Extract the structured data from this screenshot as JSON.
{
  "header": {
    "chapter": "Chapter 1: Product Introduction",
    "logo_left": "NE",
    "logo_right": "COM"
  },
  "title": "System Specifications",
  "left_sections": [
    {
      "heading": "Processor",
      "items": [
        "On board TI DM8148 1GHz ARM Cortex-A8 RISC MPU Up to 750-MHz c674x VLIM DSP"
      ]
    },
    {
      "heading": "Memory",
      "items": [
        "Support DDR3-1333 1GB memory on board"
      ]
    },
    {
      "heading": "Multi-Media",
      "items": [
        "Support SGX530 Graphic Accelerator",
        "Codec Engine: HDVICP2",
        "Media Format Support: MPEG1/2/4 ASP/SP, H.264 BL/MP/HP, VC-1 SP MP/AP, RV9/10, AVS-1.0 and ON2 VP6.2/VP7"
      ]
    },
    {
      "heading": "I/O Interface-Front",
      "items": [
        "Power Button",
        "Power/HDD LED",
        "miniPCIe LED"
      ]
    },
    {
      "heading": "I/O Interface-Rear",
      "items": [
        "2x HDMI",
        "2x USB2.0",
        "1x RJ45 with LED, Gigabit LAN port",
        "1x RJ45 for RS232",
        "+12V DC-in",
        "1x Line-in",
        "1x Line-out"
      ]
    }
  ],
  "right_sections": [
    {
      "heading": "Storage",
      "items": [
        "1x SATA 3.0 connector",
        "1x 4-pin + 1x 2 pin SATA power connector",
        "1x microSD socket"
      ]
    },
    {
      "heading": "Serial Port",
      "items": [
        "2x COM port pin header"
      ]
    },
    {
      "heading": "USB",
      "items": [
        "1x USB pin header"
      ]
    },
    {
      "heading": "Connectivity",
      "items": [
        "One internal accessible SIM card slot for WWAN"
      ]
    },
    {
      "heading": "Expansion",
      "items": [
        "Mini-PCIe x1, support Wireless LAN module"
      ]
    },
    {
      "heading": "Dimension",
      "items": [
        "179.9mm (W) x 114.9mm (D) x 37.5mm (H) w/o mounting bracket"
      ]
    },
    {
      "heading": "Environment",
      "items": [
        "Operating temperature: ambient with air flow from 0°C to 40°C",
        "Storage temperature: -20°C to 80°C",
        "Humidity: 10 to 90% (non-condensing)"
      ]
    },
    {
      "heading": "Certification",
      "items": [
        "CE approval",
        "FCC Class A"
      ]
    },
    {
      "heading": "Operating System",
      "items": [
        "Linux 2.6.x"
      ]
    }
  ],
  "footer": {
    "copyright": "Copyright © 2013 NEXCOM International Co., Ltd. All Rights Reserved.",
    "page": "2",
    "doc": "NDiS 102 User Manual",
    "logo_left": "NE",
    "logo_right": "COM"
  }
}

...

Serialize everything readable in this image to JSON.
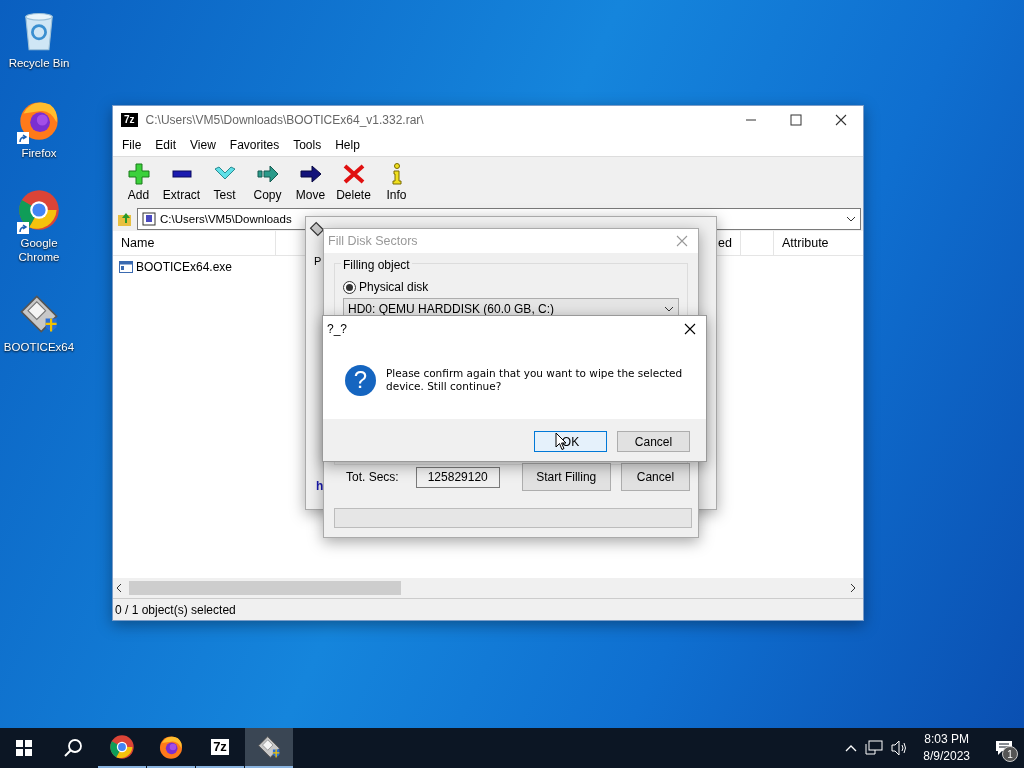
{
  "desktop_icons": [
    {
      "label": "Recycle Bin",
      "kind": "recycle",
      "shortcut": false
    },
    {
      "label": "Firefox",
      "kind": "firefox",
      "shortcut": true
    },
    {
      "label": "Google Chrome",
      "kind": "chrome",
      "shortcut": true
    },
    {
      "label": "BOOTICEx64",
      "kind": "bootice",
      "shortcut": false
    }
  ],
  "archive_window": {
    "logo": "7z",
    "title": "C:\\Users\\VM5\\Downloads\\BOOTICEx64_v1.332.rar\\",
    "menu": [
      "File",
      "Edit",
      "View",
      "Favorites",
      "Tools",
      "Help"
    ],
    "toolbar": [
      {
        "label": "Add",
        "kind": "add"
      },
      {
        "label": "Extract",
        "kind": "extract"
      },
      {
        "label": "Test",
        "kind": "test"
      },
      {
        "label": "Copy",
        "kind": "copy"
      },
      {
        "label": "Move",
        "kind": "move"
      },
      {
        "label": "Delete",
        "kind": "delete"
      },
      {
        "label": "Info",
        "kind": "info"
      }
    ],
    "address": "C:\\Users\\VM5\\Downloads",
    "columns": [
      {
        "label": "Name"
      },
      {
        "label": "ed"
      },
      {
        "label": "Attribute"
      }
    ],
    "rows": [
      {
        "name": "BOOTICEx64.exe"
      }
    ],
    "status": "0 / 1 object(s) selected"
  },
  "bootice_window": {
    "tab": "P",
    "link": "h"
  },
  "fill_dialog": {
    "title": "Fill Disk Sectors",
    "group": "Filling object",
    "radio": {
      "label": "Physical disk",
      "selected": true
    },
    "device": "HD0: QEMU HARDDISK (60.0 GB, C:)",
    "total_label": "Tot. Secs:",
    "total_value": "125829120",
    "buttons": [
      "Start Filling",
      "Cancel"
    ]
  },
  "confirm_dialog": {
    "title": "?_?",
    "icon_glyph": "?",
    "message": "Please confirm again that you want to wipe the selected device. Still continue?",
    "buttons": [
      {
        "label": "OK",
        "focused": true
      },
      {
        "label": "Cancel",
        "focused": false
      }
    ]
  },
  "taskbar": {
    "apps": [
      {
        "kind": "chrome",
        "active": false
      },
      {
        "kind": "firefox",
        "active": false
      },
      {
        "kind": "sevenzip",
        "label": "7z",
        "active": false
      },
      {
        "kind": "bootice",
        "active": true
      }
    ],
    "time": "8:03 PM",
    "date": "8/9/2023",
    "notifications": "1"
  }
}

- _Objective_
Looking at the data above, show all lines where the word "Interface" occurs.

- _Task solution_
      "heading": "I/O Interface-Front",
      "heading": "I/O Interface-Rear",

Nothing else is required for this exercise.